Select the lines that contain "this" and copy each of them.

○ ○ ○

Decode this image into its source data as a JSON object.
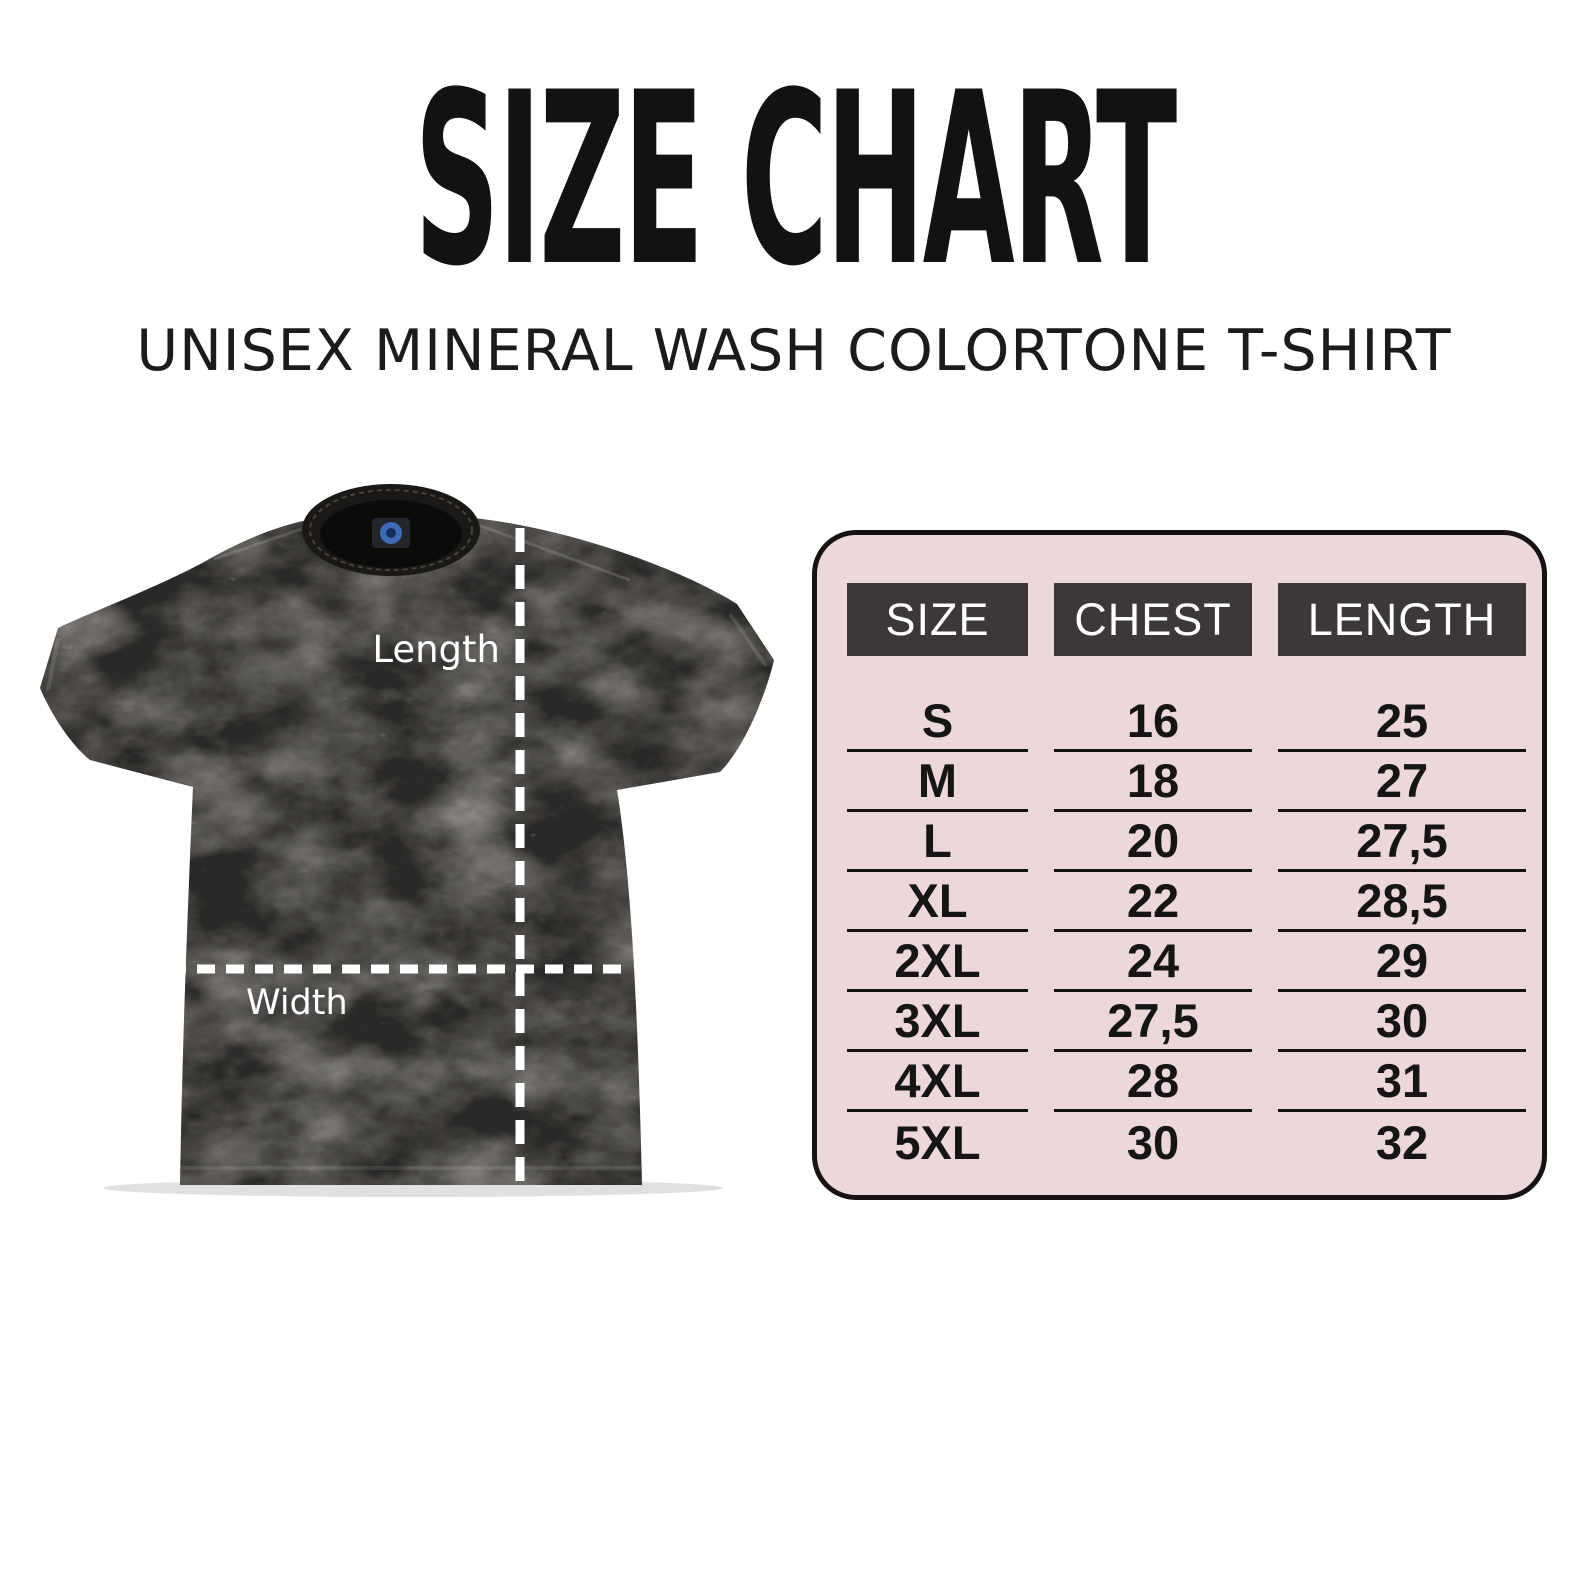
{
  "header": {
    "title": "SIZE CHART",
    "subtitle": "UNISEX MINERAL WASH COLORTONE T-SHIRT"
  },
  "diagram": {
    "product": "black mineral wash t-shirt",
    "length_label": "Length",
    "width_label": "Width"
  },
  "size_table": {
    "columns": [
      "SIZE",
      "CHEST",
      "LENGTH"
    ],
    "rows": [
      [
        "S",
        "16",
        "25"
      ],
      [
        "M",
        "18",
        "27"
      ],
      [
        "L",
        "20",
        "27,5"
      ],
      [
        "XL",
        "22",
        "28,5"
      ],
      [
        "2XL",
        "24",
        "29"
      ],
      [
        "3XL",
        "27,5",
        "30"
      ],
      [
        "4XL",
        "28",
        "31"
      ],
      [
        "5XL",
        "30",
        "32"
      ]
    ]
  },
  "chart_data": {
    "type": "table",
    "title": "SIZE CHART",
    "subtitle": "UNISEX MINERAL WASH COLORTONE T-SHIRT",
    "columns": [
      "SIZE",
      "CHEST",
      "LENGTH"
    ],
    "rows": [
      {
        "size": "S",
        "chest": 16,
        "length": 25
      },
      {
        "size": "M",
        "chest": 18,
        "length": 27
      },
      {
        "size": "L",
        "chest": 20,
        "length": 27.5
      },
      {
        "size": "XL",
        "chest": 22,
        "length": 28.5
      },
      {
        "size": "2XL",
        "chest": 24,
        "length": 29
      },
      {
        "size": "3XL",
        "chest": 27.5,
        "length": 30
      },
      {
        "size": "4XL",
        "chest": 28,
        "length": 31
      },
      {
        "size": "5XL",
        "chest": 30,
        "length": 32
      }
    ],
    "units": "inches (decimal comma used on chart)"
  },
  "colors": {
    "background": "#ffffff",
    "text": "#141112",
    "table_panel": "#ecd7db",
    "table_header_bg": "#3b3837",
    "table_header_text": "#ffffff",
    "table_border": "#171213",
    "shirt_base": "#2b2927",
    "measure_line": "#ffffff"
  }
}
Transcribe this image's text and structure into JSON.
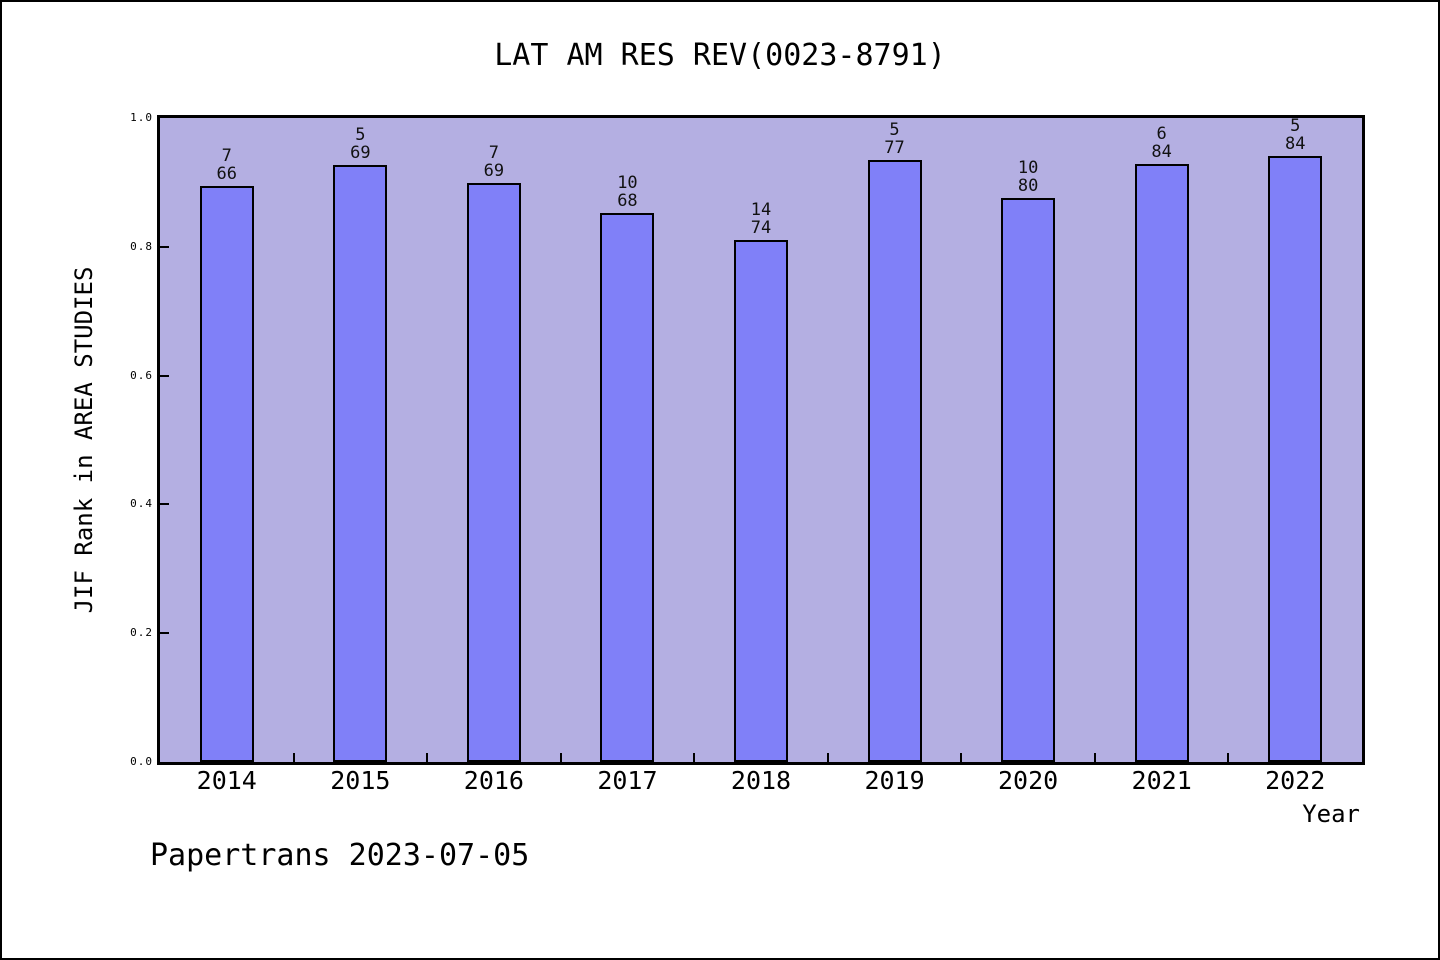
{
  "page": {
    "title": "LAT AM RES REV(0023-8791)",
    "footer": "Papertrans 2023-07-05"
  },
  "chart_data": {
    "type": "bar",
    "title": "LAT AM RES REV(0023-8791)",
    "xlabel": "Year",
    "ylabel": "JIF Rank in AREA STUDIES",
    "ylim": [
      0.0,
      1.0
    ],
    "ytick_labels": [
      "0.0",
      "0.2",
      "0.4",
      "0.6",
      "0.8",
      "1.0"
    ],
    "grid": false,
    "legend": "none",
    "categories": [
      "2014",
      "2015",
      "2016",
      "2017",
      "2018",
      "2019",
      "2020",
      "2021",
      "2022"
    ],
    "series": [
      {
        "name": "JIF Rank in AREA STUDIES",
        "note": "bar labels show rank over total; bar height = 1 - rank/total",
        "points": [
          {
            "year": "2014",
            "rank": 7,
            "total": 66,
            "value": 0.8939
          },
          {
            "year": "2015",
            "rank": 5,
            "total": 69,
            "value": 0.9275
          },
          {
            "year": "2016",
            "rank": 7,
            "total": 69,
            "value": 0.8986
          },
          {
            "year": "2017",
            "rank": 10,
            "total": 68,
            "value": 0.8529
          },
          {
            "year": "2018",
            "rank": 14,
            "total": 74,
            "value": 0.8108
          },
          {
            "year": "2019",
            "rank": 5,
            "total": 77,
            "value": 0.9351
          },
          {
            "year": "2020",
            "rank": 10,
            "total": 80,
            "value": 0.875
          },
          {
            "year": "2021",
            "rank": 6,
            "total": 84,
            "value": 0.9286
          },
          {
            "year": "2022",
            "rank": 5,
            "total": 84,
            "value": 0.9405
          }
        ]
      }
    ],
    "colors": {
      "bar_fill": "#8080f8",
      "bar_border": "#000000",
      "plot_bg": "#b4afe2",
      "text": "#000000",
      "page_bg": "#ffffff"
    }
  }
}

○ ○ ○

#### Result of the task
Decode this image into its source data as a JSON object.
Transcribe this image's text and structure into JSON.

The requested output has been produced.